▸ Required task
How many of the lines below include "Tempo"? Give the number and no other words.

▸ Records shown
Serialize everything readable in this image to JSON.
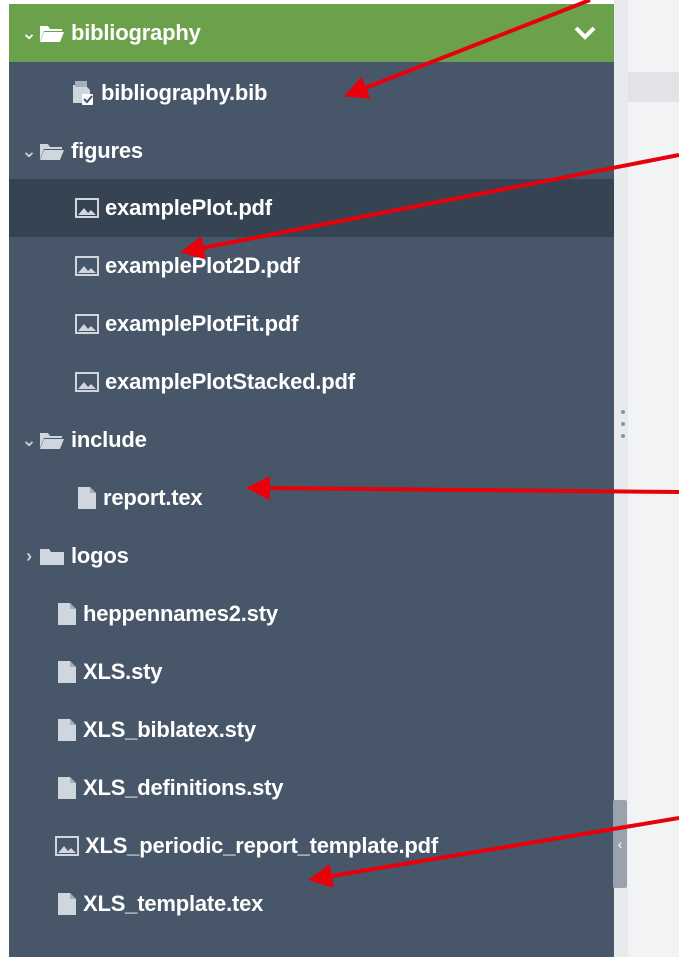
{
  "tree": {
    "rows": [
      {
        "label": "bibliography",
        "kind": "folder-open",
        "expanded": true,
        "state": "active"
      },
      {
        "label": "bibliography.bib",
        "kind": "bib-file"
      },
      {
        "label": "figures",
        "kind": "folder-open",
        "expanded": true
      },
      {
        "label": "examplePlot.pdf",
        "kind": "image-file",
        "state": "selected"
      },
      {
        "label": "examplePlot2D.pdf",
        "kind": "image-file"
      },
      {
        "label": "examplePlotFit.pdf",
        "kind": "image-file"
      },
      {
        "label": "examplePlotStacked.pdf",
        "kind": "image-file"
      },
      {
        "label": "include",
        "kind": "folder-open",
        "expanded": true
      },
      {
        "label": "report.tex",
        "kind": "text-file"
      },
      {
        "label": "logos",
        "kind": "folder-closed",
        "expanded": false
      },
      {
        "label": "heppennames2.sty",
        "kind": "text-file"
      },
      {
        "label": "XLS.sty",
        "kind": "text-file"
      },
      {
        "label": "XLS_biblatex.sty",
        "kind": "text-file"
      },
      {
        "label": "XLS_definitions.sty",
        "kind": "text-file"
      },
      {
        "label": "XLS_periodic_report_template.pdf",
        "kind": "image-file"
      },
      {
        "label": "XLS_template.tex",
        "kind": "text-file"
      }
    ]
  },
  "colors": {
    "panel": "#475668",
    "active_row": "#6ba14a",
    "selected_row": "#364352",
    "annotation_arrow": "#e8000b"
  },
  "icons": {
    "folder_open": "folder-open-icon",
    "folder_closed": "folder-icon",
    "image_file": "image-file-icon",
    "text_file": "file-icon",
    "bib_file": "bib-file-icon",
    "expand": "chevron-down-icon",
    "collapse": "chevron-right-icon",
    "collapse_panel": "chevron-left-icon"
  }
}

---

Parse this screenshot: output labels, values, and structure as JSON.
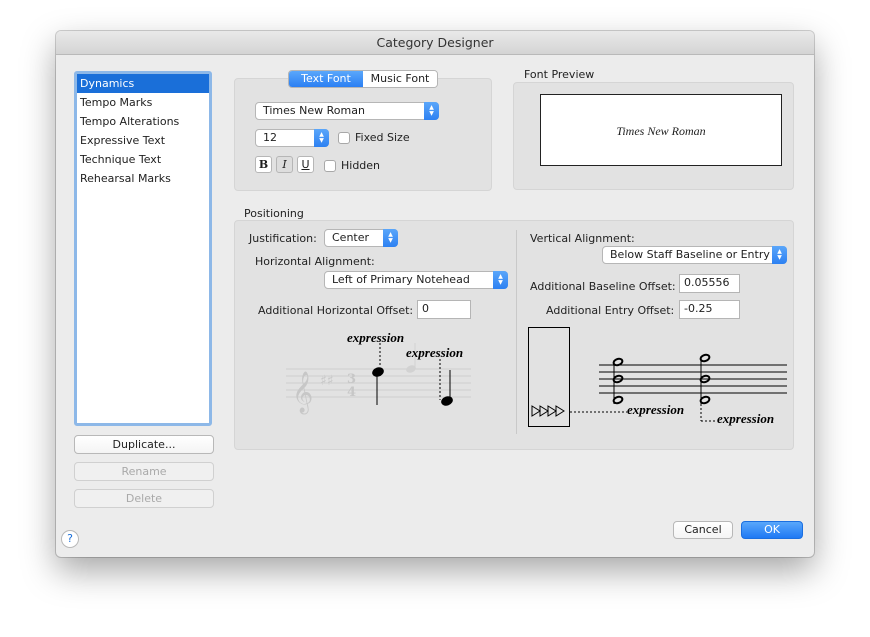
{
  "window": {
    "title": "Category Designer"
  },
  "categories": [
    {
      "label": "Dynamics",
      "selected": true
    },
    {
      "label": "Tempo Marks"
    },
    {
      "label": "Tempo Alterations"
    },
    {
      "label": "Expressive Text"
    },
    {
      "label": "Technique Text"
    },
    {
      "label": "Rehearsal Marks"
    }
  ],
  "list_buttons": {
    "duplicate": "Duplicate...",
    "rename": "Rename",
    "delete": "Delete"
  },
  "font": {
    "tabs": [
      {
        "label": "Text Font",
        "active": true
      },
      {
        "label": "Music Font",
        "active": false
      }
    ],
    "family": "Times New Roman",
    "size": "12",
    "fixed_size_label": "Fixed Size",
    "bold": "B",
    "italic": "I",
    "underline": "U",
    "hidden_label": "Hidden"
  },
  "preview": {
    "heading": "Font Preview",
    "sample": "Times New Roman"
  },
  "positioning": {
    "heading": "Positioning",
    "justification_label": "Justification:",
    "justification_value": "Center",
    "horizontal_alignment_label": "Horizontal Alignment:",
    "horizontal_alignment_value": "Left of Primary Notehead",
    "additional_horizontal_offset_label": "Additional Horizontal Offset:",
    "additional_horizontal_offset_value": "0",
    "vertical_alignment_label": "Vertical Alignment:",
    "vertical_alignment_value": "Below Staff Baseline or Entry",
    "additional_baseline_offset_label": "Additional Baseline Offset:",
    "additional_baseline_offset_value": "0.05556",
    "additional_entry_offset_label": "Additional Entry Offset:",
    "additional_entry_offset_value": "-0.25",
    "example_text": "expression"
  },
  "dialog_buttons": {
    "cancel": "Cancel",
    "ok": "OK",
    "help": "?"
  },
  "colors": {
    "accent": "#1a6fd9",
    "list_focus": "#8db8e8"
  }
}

--

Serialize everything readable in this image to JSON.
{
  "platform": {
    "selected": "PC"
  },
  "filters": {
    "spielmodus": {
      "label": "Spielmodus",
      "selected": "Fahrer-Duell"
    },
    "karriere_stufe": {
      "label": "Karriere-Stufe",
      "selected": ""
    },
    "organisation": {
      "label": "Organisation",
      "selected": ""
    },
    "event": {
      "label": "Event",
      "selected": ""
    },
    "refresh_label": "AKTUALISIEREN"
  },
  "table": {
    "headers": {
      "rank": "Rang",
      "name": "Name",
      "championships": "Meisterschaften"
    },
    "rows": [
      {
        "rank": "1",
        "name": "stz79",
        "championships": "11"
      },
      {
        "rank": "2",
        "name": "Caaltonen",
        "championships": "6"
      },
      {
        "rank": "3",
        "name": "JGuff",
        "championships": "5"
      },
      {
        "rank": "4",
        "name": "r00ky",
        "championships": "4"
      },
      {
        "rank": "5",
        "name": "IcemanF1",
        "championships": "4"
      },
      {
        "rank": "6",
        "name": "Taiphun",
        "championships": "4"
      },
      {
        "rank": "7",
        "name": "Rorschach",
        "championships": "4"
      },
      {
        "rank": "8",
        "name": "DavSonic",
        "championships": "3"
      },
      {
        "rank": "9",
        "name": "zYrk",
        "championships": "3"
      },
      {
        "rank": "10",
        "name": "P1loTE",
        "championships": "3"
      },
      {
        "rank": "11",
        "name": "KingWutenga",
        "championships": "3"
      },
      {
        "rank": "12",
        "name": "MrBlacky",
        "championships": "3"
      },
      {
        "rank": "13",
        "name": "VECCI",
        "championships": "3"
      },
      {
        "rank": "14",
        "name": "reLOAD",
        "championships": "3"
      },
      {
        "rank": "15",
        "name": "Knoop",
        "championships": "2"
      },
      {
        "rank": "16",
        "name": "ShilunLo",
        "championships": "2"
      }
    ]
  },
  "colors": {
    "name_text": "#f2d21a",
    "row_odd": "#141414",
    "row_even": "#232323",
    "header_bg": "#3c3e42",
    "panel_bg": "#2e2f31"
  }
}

▸ Response to the task
2